## [Aim of the exercise]
Can you copy the listing below with every "다운로드" changed to "내려받기" and nothing else altered?

## [Material]

--- Begin ---

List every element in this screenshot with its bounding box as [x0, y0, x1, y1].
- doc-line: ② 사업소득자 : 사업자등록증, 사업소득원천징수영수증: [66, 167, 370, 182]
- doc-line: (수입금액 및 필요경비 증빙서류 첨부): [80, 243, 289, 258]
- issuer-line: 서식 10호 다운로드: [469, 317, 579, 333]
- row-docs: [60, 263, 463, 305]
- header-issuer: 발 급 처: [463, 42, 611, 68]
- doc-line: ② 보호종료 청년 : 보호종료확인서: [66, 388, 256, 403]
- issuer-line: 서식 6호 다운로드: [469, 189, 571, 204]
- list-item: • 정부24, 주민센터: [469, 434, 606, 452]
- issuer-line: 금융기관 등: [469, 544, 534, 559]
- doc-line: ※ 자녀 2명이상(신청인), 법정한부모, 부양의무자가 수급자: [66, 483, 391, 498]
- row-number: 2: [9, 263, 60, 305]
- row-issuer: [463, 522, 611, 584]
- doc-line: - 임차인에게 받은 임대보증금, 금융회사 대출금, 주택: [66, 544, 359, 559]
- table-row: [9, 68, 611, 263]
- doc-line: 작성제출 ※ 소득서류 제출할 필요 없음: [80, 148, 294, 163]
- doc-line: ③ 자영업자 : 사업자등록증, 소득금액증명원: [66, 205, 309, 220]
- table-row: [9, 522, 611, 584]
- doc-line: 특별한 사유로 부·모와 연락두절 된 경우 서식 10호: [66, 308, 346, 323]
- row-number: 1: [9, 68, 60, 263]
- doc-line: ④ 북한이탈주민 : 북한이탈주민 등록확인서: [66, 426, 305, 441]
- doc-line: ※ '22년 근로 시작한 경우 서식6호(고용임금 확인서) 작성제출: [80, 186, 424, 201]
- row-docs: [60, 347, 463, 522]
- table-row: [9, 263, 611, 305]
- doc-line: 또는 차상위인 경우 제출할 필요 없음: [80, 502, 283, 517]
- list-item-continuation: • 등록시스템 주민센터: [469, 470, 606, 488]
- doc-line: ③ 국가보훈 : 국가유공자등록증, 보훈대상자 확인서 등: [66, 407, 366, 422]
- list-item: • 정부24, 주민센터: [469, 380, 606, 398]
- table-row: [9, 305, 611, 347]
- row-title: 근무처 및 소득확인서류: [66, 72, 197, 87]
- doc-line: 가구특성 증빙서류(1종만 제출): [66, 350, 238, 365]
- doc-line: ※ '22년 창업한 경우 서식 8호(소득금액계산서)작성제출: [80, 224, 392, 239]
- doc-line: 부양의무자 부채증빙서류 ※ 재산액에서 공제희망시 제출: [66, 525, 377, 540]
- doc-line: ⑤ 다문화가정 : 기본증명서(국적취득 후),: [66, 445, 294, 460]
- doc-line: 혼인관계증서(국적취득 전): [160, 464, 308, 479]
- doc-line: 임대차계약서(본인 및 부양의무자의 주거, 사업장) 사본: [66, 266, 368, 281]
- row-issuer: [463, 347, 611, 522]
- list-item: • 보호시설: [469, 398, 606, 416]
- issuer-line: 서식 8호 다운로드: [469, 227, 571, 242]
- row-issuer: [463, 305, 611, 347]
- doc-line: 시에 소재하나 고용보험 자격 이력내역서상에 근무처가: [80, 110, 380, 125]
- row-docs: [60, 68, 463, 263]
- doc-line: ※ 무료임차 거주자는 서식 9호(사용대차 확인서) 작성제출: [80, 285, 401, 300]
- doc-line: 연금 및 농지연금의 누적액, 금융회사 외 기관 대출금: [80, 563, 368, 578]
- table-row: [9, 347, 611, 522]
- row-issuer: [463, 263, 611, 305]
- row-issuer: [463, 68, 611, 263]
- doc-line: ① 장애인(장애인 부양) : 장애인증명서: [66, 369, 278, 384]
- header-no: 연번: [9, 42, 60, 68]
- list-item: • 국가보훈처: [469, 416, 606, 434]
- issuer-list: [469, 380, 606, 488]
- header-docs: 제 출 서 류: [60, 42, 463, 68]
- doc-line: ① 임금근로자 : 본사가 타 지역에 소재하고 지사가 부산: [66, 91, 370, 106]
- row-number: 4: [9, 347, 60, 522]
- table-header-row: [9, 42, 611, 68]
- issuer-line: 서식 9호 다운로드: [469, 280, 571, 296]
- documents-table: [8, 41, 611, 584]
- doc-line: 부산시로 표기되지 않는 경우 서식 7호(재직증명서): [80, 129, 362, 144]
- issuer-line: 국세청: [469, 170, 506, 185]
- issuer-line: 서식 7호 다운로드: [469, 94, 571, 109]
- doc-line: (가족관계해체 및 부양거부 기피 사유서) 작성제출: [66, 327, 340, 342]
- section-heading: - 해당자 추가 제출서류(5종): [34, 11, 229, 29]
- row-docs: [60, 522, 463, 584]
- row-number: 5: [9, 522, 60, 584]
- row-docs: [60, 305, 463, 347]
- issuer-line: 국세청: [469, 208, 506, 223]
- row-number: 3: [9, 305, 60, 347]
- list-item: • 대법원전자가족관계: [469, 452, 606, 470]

--- End ---

## [Solved exercise]
List every element in this screenshot with its bounding box as [x0, y0, x1, y1].
- doc-line: ② 사업소득자 : 사업자등록증, 사업소득원천징수영수증: [66, 167, 370, 182]
- doc-line: (수입금액 및 필요경비 증빙서류 첨부): [80, 243, 289, 258]
- issuer-line: 서식 10호 내려받기: [469, 317, 579, 333]
- row-docs: [60, 263, 463, 305]
- header-issuer: 발 급 처: [463, 42, 611, 68]
- doc-line: ② 보호종료 청년 : 보호종료확인서: [66, 388, 256, 403]
- issuer-line: 서식 6호 내려받기: [469, 189, 571, 204]
- list-item: • 정부24, 주민센터: [469, 434, 606, 452]
- issuer-line: 금융기관 등: [469, 544, 534, 559]
- doc-line: ※ 자녀 2명이상(신청인), 법정한부모, 부양의무자가 수급자: [66, 483, 391, 498]
- row-number: 2: [9, 263, 60, 305]
- row-issuer: [463, 522, 611, 584]
- doc-line: - 임차인에게 받은 임대보증금, 금융회사 대출금, 주택: [66, 544, 359, 559]
- table-row: [9, 68, 611, 263]
- doc-line: 작성제출 ※ 소득서류 제출할 필요 없음: [80, 148, 294, 163]
- doc-line: ③ 자영업자 : 사업자등록증, 소득금액증명원: [66, 205, 309, 220]
- table-row: [9, 522, 611, 584]
- doc-line: 특별한 사유로 부·모와 연락두절 된 경우 서식 10호: [66, 308, 346, 323]
- row-number: 1: [9, 68, 60, 263]
- doc-line: ④ 북한이탈주민 : 북한이탈주민 등록확인서: [66, 426, 305, 441]
- doc-line: ※ '22년 근로 시작한 경우 서식6호(고용임금 확인서) 작성제출: [80, 186, 424, 201]
- row-docs: [60, 347, 463, 522]
- table-row: [9, 263, 611, 305]
- doc-line: 또는 차상위인 경우 제출할 필요 없음: [80, 502, 283, 517]
- list-item-continuation: • 등록시스템 주민센터: [469, 470, 606, 488]
- doc-line: ③ 국가보훈 : 국가유공자등록증, 보훈대상자 확인서 등: [66, 407, 366, 422]
- list-item: • 정부24, 주민센터: [469, 380, 606, 398]
- table-row: [9, 305, 611, 347]
- row-title: 근무처 및 소득확인서류: [66, 72, 197, 87]
- doc-line: 가구특성 증빙서류(1종만 제출): [66, 350, 238, 365]
- doc-line: ※ '22년 창업한 경우 서식 8호(소득금액계산서)작성제출: [80, 224, 392, 239]
- doc-line: 부양의무자 부채증빙서류 ※ 재산액에서 공제희망시 제출: [66, 525, 377, 540]
- doc-line: ⑤ 다문화가정 : 기본증명서(국적취득 후),: [66, 445, 294, 460]
- doc-line: 혼인관계증서(국적취득 전): [160, 464, 308, 479]
- doc-line: 임대차계약서(본인 및 부양의무자의 주거, 사업장) 사본: [66, 266, 368, 281]
- row-issuer: [463, 347, 611, 522]
- list-item: • 보호시설: [469, 398, 606, 416]
- issuer-line: 서식 8호 내려받기: [469, 227, 571, 242]
- row-issuer: [463, 305, 611, 347]
- doc-line: 시에 소재하나 고용보험 자격 이력내역서상에 근무처가: [80, 110, 380, 125]
- row-docs: [60, 68, 463, 263]
- doc-line: ※ 무료임차 거주자는 서식 9호(사용대차 확인서) 작성제출: [80, 285, 401, 300]
- doc-line: 연금 및 농지연금의 누적액, 금융회사 외 기관 대출금: [80, 563, 368, 578]
- table-row: [9, 347, 611, 522]
- row-issuer: [463, 263, 611, 305]
- row-issuer: [463, 68, 611, 263]
- doc-line: ① 장애인(장애인 부양) : 장애인증명서: [66, 369, 278, 384]
- header-no: 연번: [9, 42, 60, 68]
- list-item: • 국가보훈처: [469, 416, 606, 434]
- issuer-list: [469, 380, 606, 488]
- header-docs: 제 출 서 류: [60, 42, 463, 68]
- doc-line: ① 임금근로자 : 본사가 타 지역에 소재하고 지사가 부산: [66, 91, 370, 106]
- row-number: 4: [9, 347, 60, 522]
- table-header-row: [9, 42, 611, 68]
- issuer-line: 서식 9호 내려받기: [469, 280, 571, 296]
- documents-table: [8, 41, 611, 584]
- doc-line: 부산시로 표기되지 않는 경우 서식 7호(재직증명서): [80, 129, 362, 144]
- issuer-line: 국세청: [469, 170, 506, 185]
- issuer-line: 서식 7호 내려받기: [469, 94, 571, 109]
- doc-line: (가족관계해체 및 부양거부 기피 사유서) 작성제출: [66, 327, 340, 342]
- section-heading: - 해당자 추가 제출서류(5종): [34, 11, 229, 29]
- row-docs: [60, 522, 463, 584]
- row-number: 5: [9, 522, 60, 584]
- row-docs: [60, 305, 463, 347]
- issuer-line: 국세청: [469, 208, 506, 223]
- row-number: 3: [9, 305, 60, 347]
- list-item: • 대법원전자가족관계: [469, 452, 606, 470]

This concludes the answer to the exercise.